-- start Records for this task --

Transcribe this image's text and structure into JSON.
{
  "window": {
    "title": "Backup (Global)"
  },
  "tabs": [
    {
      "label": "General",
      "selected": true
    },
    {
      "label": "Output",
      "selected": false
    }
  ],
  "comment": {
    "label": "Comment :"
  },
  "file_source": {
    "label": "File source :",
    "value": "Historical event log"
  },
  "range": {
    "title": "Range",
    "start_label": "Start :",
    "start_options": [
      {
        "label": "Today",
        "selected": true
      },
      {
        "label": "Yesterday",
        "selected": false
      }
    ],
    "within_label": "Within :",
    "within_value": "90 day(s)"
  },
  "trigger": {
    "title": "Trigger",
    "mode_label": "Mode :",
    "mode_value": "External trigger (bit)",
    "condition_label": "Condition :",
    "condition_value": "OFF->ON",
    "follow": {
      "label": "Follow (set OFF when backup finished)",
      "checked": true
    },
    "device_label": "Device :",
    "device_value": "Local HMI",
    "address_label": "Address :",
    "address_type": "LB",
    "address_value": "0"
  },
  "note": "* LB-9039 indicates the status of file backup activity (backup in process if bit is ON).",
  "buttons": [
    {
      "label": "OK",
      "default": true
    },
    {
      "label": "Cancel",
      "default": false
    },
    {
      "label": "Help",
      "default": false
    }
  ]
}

-- end Records for this task --

— Short exercise —
Every entry should be output exactly as written, please.

— The solution —
Transcribe this image's text and structure into JSON.
{
  "window": {
    "title": "Backup (Global)"
  },
  "tabs": [
    {
      "label": "General",
      "selected": true
    },
    {
      "label": "Output",
      "selected": false
    }
  ],
  "comment": {
    "label": "Comment :"
  },
  "file_source": {
    "label": "File source :",
    "value": "Historical event log"
  },
  "range": {
    "title": "Range",
    "start_label": "Start :",
    "start_options": [
      {
        "label": "Today",
        "selected": true
      },
      {
        "label": "Yesterday",
        "selected": false
      }
    ],
    "within_label": "Within :",
    "within_value": "90 day(s)"
  },
  "trigger": {
    "title": "Trigger",
    "mode_label": "Mode :",
    "mode_value": "External trigger (bit)",
    "condition_label": "Condition :",
    "condition_value": "OFF->ON",
    "follow": {
      "label": "Follow (set OFF when backup finished)",
      "checked": true
    },
    "device_label": "Device :",
    "device_value": "Local HMI",
    "address_label": "Address :",
    "address_type": "LB",
    "address_value": "0"
  },
  "note": "* LB-9039 indicates the status of file backup activity (backup in process if bit is ON).",
  "buttons": [
    {
      "label": "OK",
      "default": true
    },
    {
      "label": "Cancel",
      "default": false
    },
    {
      "label": "Help",
      "default": false
    }
  ]
}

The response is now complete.